WHAT IS BEING ASKED
Write only the number of lines holding the string "consectetur".

**** EXERCISE MATERIAL ****

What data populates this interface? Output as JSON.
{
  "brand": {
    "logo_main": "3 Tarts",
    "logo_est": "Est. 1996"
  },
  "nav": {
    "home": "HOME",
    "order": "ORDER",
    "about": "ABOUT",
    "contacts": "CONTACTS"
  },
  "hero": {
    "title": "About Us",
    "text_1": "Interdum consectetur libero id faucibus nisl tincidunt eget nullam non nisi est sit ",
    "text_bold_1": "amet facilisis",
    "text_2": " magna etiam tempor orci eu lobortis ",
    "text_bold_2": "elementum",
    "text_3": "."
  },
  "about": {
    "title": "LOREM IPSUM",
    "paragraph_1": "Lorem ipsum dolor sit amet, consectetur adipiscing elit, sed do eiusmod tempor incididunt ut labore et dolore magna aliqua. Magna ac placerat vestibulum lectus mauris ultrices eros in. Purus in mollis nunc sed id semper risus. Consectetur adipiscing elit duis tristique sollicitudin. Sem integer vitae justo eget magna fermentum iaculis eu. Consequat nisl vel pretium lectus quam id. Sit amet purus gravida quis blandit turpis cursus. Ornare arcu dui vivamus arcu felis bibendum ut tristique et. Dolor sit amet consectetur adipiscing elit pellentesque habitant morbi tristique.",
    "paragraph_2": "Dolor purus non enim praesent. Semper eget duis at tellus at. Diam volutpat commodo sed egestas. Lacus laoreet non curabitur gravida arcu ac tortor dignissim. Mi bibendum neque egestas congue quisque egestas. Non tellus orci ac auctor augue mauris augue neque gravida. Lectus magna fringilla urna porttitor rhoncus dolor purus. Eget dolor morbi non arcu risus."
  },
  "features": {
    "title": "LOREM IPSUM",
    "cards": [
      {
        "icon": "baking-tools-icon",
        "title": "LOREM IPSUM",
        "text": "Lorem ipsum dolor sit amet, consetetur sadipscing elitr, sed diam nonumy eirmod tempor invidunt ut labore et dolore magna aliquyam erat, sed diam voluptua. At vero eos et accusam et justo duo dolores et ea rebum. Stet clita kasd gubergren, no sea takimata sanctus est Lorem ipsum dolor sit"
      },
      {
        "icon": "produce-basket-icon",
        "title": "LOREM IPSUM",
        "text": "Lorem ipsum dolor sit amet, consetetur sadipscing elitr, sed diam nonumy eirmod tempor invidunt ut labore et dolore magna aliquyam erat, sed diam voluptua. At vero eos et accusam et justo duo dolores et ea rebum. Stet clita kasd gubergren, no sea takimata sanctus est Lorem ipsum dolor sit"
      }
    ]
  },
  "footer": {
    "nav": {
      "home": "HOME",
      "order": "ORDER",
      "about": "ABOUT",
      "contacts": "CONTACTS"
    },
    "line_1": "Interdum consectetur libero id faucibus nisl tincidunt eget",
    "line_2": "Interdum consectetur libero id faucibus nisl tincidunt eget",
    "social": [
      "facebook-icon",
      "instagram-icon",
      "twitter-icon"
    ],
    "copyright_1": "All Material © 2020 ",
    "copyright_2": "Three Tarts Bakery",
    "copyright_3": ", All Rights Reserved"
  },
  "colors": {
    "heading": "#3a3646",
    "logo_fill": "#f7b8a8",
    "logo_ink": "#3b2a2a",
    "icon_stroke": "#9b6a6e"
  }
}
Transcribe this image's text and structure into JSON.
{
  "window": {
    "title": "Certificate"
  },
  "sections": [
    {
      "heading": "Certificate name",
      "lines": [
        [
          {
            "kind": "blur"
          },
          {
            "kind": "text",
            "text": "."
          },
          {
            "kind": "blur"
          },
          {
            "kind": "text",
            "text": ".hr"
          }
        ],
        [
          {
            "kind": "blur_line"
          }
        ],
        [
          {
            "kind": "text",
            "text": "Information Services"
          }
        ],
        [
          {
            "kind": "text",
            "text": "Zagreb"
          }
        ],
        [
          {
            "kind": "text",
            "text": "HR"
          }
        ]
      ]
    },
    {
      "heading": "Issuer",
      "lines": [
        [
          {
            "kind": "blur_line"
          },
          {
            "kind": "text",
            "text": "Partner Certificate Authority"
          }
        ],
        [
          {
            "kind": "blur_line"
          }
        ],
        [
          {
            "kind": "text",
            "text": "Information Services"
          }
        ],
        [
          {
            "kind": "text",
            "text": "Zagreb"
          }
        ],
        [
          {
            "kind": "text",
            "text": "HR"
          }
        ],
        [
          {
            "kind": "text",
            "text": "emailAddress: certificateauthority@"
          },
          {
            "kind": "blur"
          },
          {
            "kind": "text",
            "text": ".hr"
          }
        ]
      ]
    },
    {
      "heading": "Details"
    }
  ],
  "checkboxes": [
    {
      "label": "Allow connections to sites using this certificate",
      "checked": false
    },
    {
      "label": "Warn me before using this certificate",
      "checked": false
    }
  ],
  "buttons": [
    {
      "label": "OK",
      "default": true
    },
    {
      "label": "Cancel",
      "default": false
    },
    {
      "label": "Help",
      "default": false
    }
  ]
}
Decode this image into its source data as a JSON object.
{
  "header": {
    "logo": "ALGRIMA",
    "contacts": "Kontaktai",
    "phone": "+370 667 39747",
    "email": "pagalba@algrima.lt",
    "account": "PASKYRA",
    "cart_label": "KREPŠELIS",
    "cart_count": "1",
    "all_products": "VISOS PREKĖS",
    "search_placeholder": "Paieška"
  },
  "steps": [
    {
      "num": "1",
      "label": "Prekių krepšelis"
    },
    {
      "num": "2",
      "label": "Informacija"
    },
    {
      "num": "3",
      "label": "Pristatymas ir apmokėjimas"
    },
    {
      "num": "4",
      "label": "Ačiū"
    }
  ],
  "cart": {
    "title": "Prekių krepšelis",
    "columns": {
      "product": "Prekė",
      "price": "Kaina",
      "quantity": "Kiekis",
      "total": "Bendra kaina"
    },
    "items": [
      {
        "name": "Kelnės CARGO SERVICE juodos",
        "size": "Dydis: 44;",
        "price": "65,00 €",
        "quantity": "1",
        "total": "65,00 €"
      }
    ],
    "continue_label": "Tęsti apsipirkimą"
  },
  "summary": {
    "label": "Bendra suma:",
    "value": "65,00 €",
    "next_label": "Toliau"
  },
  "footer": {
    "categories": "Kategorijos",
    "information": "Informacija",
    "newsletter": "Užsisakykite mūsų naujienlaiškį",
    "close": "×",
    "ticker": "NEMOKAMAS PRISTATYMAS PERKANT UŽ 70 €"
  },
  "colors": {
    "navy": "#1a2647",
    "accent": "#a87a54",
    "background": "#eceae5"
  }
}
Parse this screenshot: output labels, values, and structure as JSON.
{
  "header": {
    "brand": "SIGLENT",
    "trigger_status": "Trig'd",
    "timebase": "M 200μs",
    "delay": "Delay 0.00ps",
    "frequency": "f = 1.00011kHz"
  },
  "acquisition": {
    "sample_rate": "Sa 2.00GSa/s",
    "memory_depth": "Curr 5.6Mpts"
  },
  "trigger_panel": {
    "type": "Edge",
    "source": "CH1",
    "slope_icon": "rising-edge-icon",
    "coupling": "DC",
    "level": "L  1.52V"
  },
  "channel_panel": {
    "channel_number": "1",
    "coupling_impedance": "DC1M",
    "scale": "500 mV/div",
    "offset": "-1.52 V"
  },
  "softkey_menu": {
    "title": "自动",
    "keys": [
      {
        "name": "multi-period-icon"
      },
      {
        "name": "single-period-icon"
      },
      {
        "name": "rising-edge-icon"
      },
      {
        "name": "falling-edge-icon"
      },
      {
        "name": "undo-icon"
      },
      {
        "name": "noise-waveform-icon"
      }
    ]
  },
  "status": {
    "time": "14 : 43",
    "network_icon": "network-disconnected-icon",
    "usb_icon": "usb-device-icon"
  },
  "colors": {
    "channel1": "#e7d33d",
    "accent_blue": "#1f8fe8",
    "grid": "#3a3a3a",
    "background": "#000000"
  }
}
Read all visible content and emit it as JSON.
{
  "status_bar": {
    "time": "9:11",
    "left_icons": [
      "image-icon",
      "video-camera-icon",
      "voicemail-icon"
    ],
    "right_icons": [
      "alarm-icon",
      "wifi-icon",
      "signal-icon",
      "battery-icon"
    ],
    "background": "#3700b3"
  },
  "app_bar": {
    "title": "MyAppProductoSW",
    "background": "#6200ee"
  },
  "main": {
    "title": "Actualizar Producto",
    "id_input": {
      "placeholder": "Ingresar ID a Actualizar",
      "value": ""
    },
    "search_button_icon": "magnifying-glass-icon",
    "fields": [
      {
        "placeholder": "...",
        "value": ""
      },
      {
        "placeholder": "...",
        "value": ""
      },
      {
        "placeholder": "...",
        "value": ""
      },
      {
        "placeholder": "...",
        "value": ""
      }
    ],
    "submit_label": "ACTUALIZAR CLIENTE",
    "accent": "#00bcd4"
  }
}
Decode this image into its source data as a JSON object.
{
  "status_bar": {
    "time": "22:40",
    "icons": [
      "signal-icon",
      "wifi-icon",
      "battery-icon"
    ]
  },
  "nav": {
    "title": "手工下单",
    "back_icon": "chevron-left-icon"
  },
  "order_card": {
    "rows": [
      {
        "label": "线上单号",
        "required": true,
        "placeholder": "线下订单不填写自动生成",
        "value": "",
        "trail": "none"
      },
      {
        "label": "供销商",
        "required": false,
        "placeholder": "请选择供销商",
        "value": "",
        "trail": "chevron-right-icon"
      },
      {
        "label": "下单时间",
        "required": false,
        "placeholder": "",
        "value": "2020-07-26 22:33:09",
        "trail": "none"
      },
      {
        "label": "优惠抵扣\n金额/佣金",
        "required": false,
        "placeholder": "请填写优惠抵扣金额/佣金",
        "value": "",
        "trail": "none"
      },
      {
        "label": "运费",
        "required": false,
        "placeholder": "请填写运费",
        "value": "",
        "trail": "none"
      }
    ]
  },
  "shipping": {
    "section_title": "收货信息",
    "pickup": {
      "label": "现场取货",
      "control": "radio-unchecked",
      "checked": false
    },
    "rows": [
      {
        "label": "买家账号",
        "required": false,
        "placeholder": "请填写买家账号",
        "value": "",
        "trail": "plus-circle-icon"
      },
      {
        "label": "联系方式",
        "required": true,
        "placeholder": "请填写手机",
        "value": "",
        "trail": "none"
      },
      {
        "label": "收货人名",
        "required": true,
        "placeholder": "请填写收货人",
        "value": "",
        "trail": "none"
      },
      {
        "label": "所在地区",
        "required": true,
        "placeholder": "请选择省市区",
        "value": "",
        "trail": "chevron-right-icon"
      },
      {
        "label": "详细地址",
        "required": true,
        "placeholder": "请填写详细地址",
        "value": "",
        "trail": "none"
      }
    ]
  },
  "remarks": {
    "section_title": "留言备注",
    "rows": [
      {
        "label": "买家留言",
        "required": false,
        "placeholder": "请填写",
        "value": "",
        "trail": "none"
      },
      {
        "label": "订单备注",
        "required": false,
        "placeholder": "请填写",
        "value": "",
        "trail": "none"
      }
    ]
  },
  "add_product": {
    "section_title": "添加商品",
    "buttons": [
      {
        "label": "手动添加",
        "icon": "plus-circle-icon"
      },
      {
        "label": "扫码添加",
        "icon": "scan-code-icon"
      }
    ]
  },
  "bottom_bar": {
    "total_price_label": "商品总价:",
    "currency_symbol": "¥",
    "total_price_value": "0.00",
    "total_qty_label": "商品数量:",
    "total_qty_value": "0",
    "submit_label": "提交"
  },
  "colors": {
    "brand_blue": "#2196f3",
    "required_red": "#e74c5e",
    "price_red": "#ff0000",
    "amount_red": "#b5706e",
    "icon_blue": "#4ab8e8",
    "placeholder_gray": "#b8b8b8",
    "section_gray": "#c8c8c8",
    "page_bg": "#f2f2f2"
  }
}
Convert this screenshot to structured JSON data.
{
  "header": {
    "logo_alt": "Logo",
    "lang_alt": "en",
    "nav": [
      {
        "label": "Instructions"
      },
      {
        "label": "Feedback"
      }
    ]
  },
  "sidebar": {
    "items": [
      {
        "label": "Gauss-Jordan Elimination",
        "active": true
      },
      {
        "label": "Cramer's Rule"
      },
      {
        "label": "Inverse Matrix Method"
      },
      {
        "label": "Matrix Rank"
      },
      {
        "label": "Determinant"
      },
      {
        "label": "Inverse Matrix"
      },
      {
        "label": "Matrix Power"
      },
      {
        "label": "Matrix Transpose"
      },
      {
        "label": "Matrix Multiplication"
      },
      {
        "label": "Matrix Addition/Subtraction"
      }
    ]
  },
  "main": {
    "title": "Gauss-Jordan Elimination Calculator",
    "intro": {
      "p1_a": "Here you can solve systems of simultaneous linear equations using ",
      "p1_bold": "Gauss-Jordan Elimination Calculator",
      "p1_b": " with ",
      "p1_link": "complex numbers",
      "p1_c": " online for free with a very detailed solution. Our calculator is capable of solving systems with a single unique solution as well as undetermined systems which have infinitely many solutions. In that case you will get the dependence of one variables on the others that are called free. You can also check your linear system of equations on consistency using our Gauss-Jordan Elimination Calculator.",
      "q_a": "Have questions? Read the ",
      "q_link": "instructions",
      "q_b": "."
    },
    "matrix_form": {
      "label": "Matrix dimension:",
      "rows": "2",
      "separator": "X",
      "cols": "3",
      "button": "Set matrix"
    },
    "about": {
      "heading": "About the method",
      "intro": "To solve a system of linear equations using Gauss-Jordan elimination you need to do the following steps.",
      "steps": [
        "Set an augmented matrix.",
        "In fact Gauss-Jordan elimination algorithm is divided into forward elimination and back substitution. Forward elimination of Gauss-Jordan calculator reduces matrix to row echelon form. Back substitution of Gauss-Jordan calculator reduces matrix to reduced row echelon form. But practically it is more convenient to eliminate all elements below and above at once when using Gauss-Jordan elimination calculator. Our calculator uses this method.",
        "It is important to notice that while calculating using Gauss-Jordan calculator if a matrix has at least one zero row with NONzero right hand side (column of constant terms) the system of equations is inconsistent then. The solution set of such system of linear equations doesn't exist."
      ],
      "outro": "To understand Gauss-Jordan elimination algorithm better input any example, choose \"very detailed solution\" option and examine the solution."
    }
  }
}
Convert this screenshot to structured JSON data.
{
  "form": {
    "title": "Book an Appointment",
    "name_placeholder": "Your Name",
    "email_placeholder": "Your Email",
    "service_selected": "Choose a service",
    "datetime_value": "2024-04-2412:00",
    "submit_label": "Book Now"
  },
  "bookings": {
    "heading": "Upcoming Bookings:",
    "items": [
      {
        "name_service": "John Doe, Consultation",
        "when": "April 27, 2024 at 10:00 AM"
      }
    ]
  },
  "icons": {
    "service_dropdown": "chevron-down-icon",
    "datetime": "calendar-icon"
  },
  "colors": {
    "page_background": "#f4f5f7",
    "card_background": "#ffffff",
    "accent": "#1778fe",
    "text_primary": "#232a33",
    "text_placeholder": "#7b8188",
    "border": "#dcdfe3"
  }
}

****

THE COMPLETED TASK
4